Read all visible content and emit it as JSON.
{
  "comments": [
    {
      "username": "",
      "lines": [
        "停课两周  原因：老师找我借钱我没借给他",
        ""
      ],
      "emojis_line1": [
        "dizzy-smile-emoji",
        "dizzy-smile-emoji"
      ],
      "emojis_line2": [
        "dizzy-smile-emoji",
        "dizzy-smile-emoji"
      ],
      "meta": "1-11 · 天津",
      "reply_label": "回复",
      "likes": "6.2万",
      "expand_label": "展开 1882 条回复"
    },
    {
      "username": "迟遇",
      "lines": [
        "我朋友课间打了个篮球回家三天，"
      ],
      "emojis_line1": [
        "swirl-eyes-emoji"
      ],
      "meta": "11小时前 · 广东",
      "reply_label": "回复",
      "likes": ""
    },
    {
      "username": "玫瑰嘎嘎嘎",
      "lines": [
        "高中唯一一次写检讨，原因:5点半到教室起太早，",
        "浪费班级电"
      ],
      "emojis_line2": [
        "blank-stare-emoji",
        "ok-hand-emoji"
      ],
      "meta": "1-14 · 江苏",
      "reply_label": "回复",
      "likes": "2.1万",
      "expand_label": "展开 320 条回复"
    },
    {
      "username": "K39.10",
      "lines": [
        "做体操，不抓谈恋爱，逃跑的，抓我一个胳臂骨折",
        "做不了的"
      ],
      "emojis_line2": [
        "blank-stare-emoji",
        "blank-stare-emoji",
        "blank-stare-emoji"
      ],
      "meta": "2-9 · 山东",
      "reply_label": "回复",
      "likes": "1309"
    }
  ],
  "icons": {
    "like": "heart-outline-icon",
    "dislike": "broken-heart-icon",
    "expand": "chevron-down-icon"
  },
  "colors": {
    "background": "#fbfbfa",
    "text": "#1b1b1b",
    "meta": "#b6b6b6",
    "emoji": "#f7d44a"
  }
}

**Problem details:** Every line of the listing that holds "meta" is to be counted; give only the resulting number.

**Response to the task:** 5